GIVEN INSTRUCTION: Pictures do not belong in the copy. Return all of the entries exactly.

Data entries:
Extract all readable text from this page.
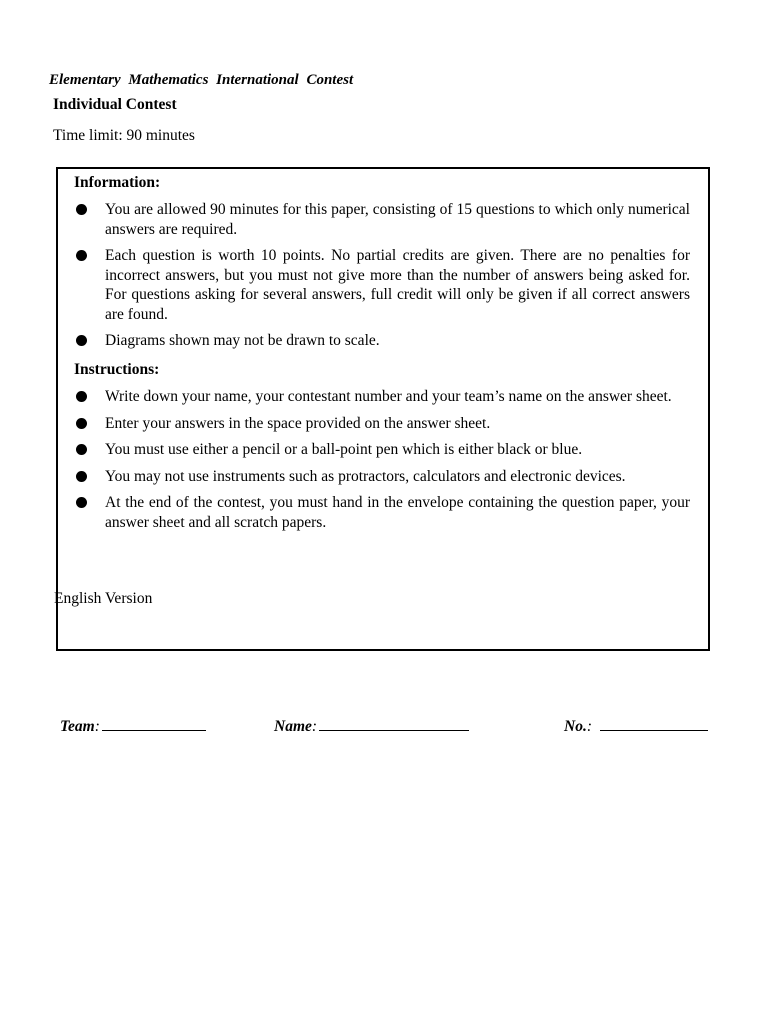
Elementary Mathematics International Contest

Individual Contest

Time limit: 90 minutes

Information:

You are allowed 90 minutes for this paper, consisting of 15 questions to which only numerical answers are required.
Each question is worth 10 points. No partial credits are given. There are no penalties for incorrect answers, but you must not give more than the number of answers being asked for. For questions asking for several answers, full credit will only be given if all correct answers are found.
Diagrams shown may not be drawn to scale.

Instructions:

Write down your name, your contestant number and your team’s name on the answer sheet.
Enter your answers in the space provided on the answer sheet.
You must use either a pencil or a ball-point pen which is either black or blue.
You may not use instruments such as protractors, calculators and electronic devices.
At the end of the contest, you must hand in the envelope containing the question paper, your answer sheet and all scratch papers.

English Version

Team :	Name :	No. :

EXPECTED ANSWER:
Extract all readable text from this page.
Elementary Mathematics International Contest

Individual Contest

Time limit: 90 minutes

Information:

You are allowed 90 minutes for this paper, consisting of 15 questions to which only numerical answers are required.
Each question is worth 10 points. No partial credits are given. There are no penalties for incorrect answers, but you must not give more than the number of answers being asked for. For questions asking for several answers, full credit will only be given if all correct answers are found.
Diagrams shown may not be drawn to scale.

Instructions:

Write down your name, your contestant number and your team’s name on the answer sheet.
Enter your answers in the space provided on the answer sheet.
You must use either a pencil or a ball-point pen which is either black or blue.
You may not use instruments such as protractors, calculators and electronic devices.
At the end of the contest, you must hand in the envelope containing the question paper, your answer sheet and all scratch papers.

English Version

Team :	Name :	No. :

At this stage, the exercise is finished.